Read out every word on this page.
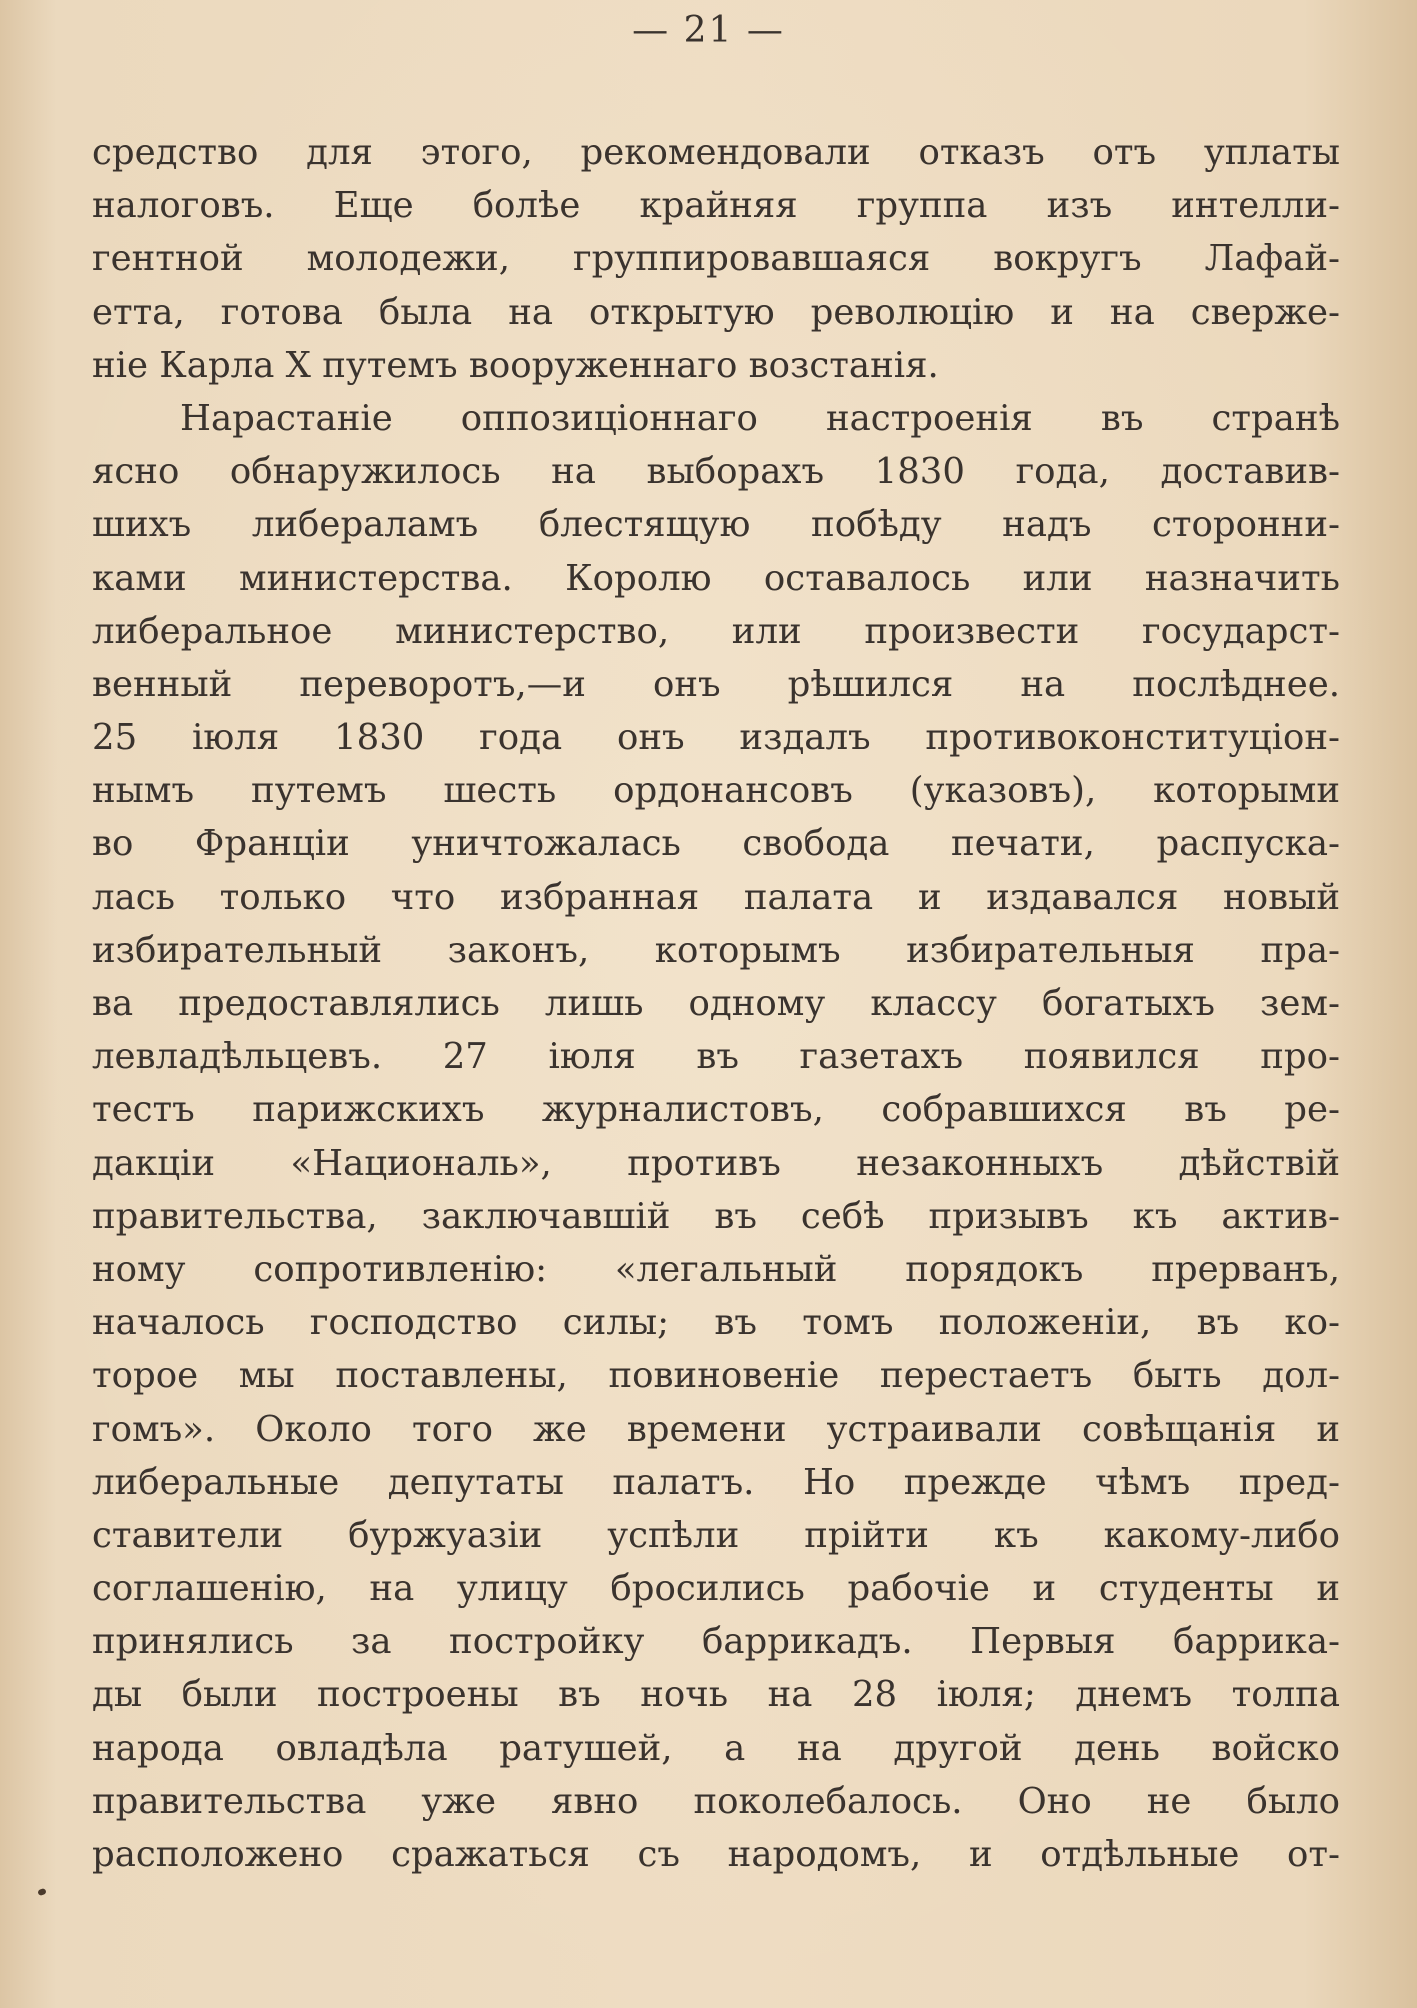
— 21 —
средство для этого, рекомендовали отказъ отъ уплаты
налоговъ. Еще болѣе крайняя группа изъ интелли-
гентной молодежи, группировавшаяся вокругъ Лафай-
етта, готова была на открытую революцію и на сверже-
ніе Карла X путемъ вооруженнаго возстанія.
Нарастаніе оппозиціоннаго настроенія въ странѣ
ясно обнаружилось на выборахъ 1830 года, доставив-
шихъ либераламъ блестящую побѣду надъ сторонни-
ками министерства. Королю оставалось или назначить
либеральное министерство, или произвести государст-
венный переворотъ,—и онъ рѣшился на послѣднее.
25 іюля 1830 года онъ издалъ противоконституціон-
нымъ путемъ шесть ордонансовъ (указовъ), которыми
во Франціи уничтожалась свобода печати, распуска-
лась только что избранная палата и издавался новый
избирательный законъ, которымъ избирательныя пра-
ва предоставлялись лишь одному классу богатыхъ зем-
левладѣльцевъ. 27 іюля въ газетахъ появился про-
тестъ парижскихъ журналистовъ, собравшихся въ ре-
дакціи «Националь», противъ незаконныхъ дѣйствій
правительства, заключавшій въ себѣ призывъ къ актив-
ному сопротивленію: «легальный порядокъ прерванъ,
началось господство силы; въ томъ положеніи, въ ко-
торое мы поставлены, повиновеніе перестаетъ быть дол-
гомъ». Около того же времени устраивали совѣщанія и
либеральные депутаты палатъ. Но прежде чѣмъ пред-
ставители буржуазіи успѣли прійти къ какому-либо
соглашенію, на улицу бросились рабочіе и студенты и
принялись за постройку баррикадъ. Первыя баррика-
ды были построены въ ночь на 28 іюля; днемъ толпа
народа овладѣла ратушей, а на другой день войско
правительства уже явно поколебалось. Оно не было
расположено сражаться съ народомъ, и отдѣльные от-
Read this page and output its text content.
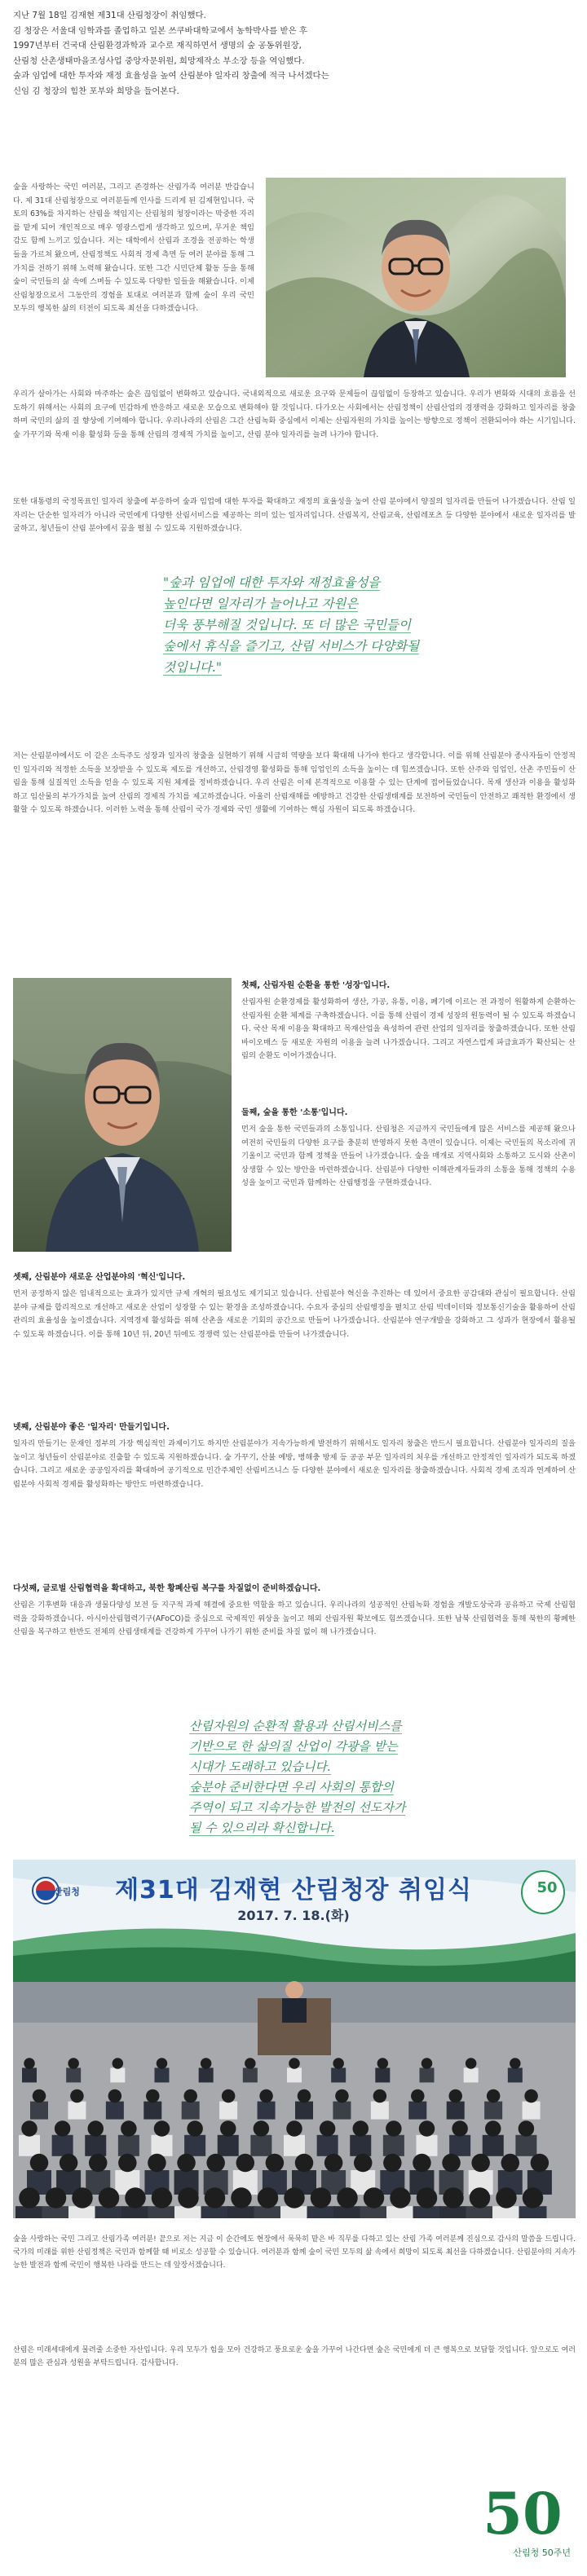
지난 7월 18일 김재현 제31대 산림청장이 취임했다.

김 청장은 서울대 임학과를 졸업하고 일본 쓰쿠바대학교에서 농학박사를 받은 후

1997년부터 건국대 산림환경과학과 교수로 재직하면서 생명의 숲 공동위원장,

산림청 산촌생태마을조성사업 중앙자문위원, 희망제작소 부소장 등을 역임했다.

숲과 임업에 대한 투자와 재정 효율성을 높여 산림분야 일자리 창출에 적극 나서겠다는

신임 김 청장의 힘찬 포부와 희망을 들어본다.

숲을 사랑하는 국민 여러분, 그리고 존경하는 산림가족 여러분 반갑습니다. 제 31대 산림청장으로 여러분들께 인사를 드리게 된 김재현입니다. 국토의 63%를 차지하는 산림을 책임지는 산림청의 청장이라는 막중한 자리를 맡게 되어 개인적으로 매우 영광스럽게 생각하고 있으며, 무거운 책임감도 함께 느끼고 있습니다. 저는 대학에서 산림과 조경을 전공하는 학생들을 가르쳐 왔으며, 산림정책도 사회적 경제 측면 등 여러 분야를 통해 그 가치를 전하기 위해 노력해 왔습니다. 또한 그간 시민단체 활동 등을 통해 숲이 국민들의 삶 속에 스며들 수 있도록 다양한 일들을 해왔습니다. 이제 산림청장으로서 그동안의 경험을 토대로 여러분과 함께 숲이 우리 국민 모두의 행복한 삶의 터전이 되도록 최선을 다하겠습니다.
우리가 살아가는 사회와 마주하는 숲은 끊임없이 변화하고 있습니다. 국내외적으로 새로운 요구와 문제들이 끊임없이 등장하고 있습니다. 우리가 변화와 시대의 흐름을 선도하기 위해서는 사회의 요구에 민감하게 반응하고 새로운 모습으로 변화해야 할 것입니다. 다가오는 사회에서는 산림정책이 산림산업의 경쟁력을 강화하고 일자리를 창출하며 국민의 삶의 질 향상에 기여해야 합니다. 우리나라의 산림은 그간 산림녹화 중심에서 이제는 산림자원의 가치를 높이는 방향으로 정책이 전환되어야 하는 시기입니다. 숲 가꾸기와 목재 이용 활성화 등을 통해 산림의 경제적 가치를 높이고, 산림 분야 일자리를 늘려 나가야 합니다.
또한 대통령의 국정목표인 일자리 창출에 부응하여 숲과 임업에 대한 투자를 확대하고 재정의 효율성을 높여 산림 분야에서 양질의 일자리를 만들어 나가겠습니다. 산림 일자리는 단순한 일자리가 아니라 국민에게 다양한 산림서비스를 제공하는 의미 있는 일자리입니다. 산림복지, 산림교육, 산림레포츠 등 다양한 분야에서 새로운 일자리를 발굴하고, 청년들이 산림 분야에서 꿈을 펼칠 수 있도록 지원하겠습니다.
"숲과 임업에 대한 투자와 재정효율성을
높인다면 일자리가 늘어나고 자원은
더욱 풍부해질 것입니다. 또 더 많은 국민들이
숲에서 휴식을 즐기고, 산림 서비스가 다양화될
것입니다."
저는 산림분야에서도 이 같은 소득주도 성장과 일자리 창출을 실현하기 위해 시급히 역량을 보다 확대해 나가야 한다고 생각합니다. 이를 위해 산림분야 종사자들이 안정적인 일자리와 적정한 소득을 보장받을 수 있도록 제도를 개선하고, 산림경영 활성화를 통해 임업인의 소득을 높이는 데 힘쓰겠습니다. 또한 산주와 임업인, 산촌 주민들이 산림을 통해 실질적인 소득을 얻을 수 있도록 지원 체계를 정비하겠습니다. 우리 산림은 이제 본격적으로 이용할 수 있는 단계에 접어들었습니다. 목재 생산과 이용을 활성화하고 임산물의 부가가치를 높여 산림의 경제적 가치를 제고하겠습니다. 아울러 산림재해를 예방하고 건강한 산림생태계를 보전하여 국민들이 안전하고 쾌적한 환경에서 생활할 수 있도록 하겠습니다. 이러한 노력을 통해 산림이 국가 경제와 국민 생활에 기여하는 핵심 자원이 되도록 하겠습니다.
첫째, 산림자원 순환을 통한 '성장'입니다.
산림자원 순환경제를 활성화하여 생산, 가공, 유통, 이용, 폐기에 이르는 전 과정이 원활하게 순환하는 산림자원 순환 체계를 구축하겠습니다. 이를 통해 산림이 경제 성장의 원동력이 될 수 있도록 하겠습니다. 국산 목재 이용을 확대하고 목재산업을 육성하여 관련 산업의 일자리를 창출하겠습니다. 또한 산림바이오매스 등 새로운 자원의 이용을 늘려 나가겠습니다. 그리고 자연스럽게 파급효과가 확산되는 산림의 순환도 이어가겠습니다.
둘째, 숲을 통한 '소통'입니다.
먼저 숲을 통한 국민들과의 소통입니다. 산림청은 지금까지 국민들에게 많은 서비스를 제공해 왔으나 여전히 국민들의 다양한 요구를 충분히 반영하지 못한 측면이 있습니다. 이제는 국민들의 목소리에 귀 기울이고 국민과 함께 정책을 만들어 나가겠습니다. 숲을 매개로 지역사회와 소통하고 도시와 산촌이 상생할 수 있는 방안을 마련하겠습니다. 산림분야 다양한 이해관계자들과의 소통을 통해 정책의 수용성을 높이고 국민과 함께하는 산림행정을 구현하겠습니다.
셋째, 산림분야 새로운 산업분야의 '혁신'입니다.
먼저 공정하지 않은 임내적으로는 효과가 있지만 규제 개혁의 필요성도 제기되고 있습니다. 산림분야 혁신을 추진하는 데 있어서 중요한 공감대와 관심이 필요합니다. 산림분야 규제를 합리적으로 개선하고 새로운 산업이 성장할 수 있는 환경을 조성하겠습니다. 수요자 중심의 산림행정을 펼치고 산림 빅데이터와 정보통신기술을 활용하여 산림관리의 효율성을 높이겠습니다. 지역경제 활성화를 위해 산촌을 새로운 기회의 공간으로 만들어 나가겠습니다. 산림분야 연구개발을 강화하고 그 성과가 현장에서 활용될 수 있도록 하겠습니다. 이를 통해 10년 뒤, 20년 뒤에도 경쟁력 있는 산림분야를 만들어 나가겠습니다.
넷째, 산림분야 좋은 '일자리' 만들기입니다.
일자리 만들기는 문재인 정부의 가장 핵심적인 과제이기도 하지만 산림분야가 지속가능하게 발전하기 위해서도 일자리 창출은 반드시 필요합니다. 산림분야 일자리의 질을 높이고 청년들이 산림분야로 진출할 수 있도록 지원하겠습니다. 숲 가꾸기, 산불 예방, 병해충 방제 등 공공 부문 일자리의 처우를 개선하고 안정적인 일자리가 되도록 하겠습니다. 그리고 새로운 공공일자리를 확대하여 공기적으로 민간주체인 산림비즈니스 등 다양한 분야에서 새로운 일자리를 창출하겠습니다. 사회적 경제 조직과 연계하여 산림분야 사회적 경제를 활성화하는 방안도 마련하겠습니다.
다섯째, 글로벌 산림협력을 확대하고, 북한 황폐산림 복구를 차질없이 준비하겠습니다.
산림은 기후변화 대응과 생물다양성 보전 등 지구적 과제 해결에 중요한 역할을 하고 있습니다. 우리나라의 성공적인 산림녹화 경험을 개발도상국과 공유하고 국제 산림협력을 강화하겠습니다. 아시아산림협력기구(AFoCO)를 중심으로 국제적인 위상을 높이고 해외 산림자원 확보에도 힘쓰겠습니다. 또한 남북 산림협력을 통해 북한의 황폐한 산림을 복구하고 한반도 전체의 산림생태계를 건강하게 가꾸어 나가기 위한 준비를 차질 없이 해 나가겠습니다.
산림자원의 순환적 활용과 산림서비스를
기반으로 한 삶의질 산업이 각광을 받는
시대가 도래하고 있습니다.
숲분야 준비한다면 우리 사회의 통합의
주역이 되고 지속가능한 발전의 선도자가
될 수 있으리라 확신합니다.
산림청	제31대 김재현 산림청장 취임식
2017. 7. 18.(화)
50
숲을 사랑하는 국민 그리고 산림가족 여러분! 끝으로 저는 지금 이 순간에도 현장에서 묵묵히 맡은 바 직무를 다하고 있는 산림 가족 여러분께 진심으로 감사의 말씀을 드립니다. 국가의 미래를 위한 산림정책은 국민과 함께할 때 비로소 성공할 수 있습니다. 여러분과 함께 숲이 국민 모두의 삶 속에서 희망이 되도록 최선을 다하겠습니다. 산림분야의 지속가능한 발전과 함께 국민이 행복한 나라를 만드는 데 앞장서겠습니다.
산림은 미래세대에게 물려줄 소중한 자산입니다. 우리 모두가 힘을 모아 건강하고 풍요로운 숲을 가꾸어 나간다면 숲은 국민에게 더 큰 행복으로 보답할 것입니다. 앞으로도 여러분의 많은 관심과 성원을 부탁드립니다. 감사합니다.
50
산림청 50주년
------------
## WHAT THIS TASK INVOLVES
Gather all lines of the records that include the word "지속가능한".

## ANSWER
주역이 되고 지속가능한 발전의 선도자가
숲을 사랑하는 국민 그리고 산림가족 여러분! 끝으로 저는 지금 이 순간에도 현장에서 묵묵히 맡은 바 직무를 다하고 있는 산림 가족 여러분께 진심으로 감사의 말씀을 드립니다. 국가의 미래를 위한 산림정책은 국민과 함께할 때 비로소 성공할 수 있습니다. 여러분과 함께 숲이 국민 모두의 삶 속에서 희망이 되도록 최선을 다하겠습니다. 산림분야의 지속가능한 발전과 함께 국민이 행복한 나라를 만드는 데 앞장서겠습니다.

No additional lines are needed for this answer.